### Recorded data
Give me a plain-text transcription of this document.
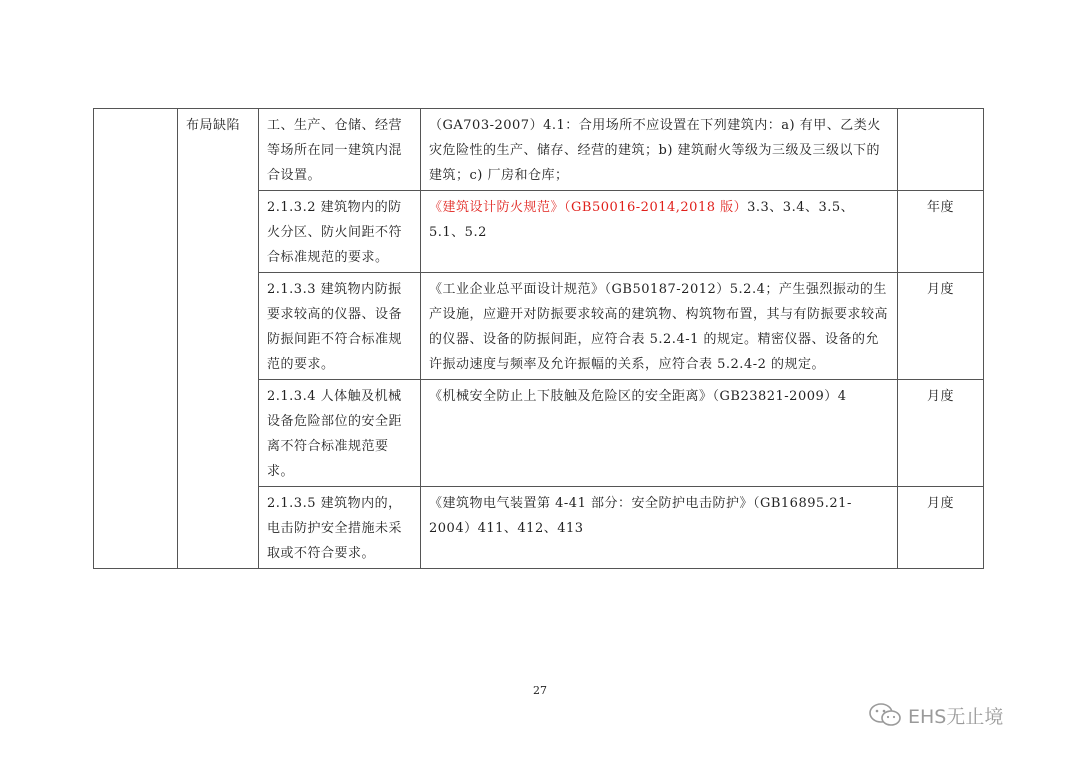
	布局缺陷	工、生产、仓储、经营等场所在同一建筑内混合设置。	（GA703-2007）4.1：合用场所不应设置在下列建筑内：a) 有甲、乙类火灾危险性的生产、储存、经营的建筑；b) 建筑耐火等级为三级及三级以下的建筑；c) 厂房和仓库；	
		2.1.3.2 建筑物内的防火分区、防火间距不符合标准规范的要求。	《建筑设计防火规范》（GB50016-2014,2018 版）3.3、3.4、3.5、5.1、5.2	年度
		2.1.3.3 建筑物内防振要求较高的仪器、设备防振间距不符合标准规范的要求。	《工业企业总平面设计规范》（GB50187-2012）5.2.4；产生强烈振动的生产设施，应避开对防振要求较高的建筑物、构筑物布置，其与有防振要求较高的仪器、设备的防振间距，应符合表 5.2.4-1 的规定。精密仪器、设备的允许振动速度与频率及允许振幅的关系，应符合表 5.2.4-2 的规定。	月度
		2.1.3.4 人体触及机械设备危险部位的安全距离不符合标准规范要求。	《机械安全防止上下肢触及危险区的安全距离》（GB23821-2009）4	月度
		2.1.3.5 建筑物内的，电击防护安全措施未采取或不符合要求。	《建筑物电气装置第 4-41 部分：安全防护电击防护》（GB16895.21-2004）411、412、413	月度
27
EHS无止境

### Task details
Each record above must be returned exactly as written, with its pictures omitted.

### Output
Give me a plain-text transcription of this document.
	布局缺陷	工、生产、仓储、经营等场所在同一建筑内混合设置。	（GA703-2007）4.1：合用场所不应设置在下列建筑内：a) 有甲、乙类火灾危险性的生产、储存、经营的建筑；b) 建筑耐火等级为三级及三级以下的建筑；c) 厂房和仓库；	
		2.1.3.2 建筑物内的防火分区、防火间距不符合标准规范的要求。	《建筑设计防火规范》（GB50016-2014,2018 版）3.3、3.4、3.5、5.1、5.2	年度
		2.1.3.3 建筑物内防振要求较高的仪器、设备防振间距不符合标准规范的要求。	《工业企业总平面设计规范》（GB50187-2012）5.2.4；产生强烈振动的生产设施，应避开对防振要求较高的建筑物、构筑物布置，其与有防振要求较高的仪器、设备的防振间距，应符合表 5.2.4-1 的规定。精密仪器、设备的允许振动速度与频率及允许振幅的关系，应符合表 5.2.4-2 的规定。	月度
		2.1.3.4 人体触及机械设备危险部位的安全距离不符合标准规范要求。	《机械安全防止上下肢触及危险区的安全距离》（GB23821-2009）4	月度
		2.1.3.5 建筑物内的，电击防护安全措施未采取或不符合要求。	《建筑物电气装置第 4-41 部分：安全防护电击防护》（GB16895.21-2004）411、412、413	月度
27
EHS无止境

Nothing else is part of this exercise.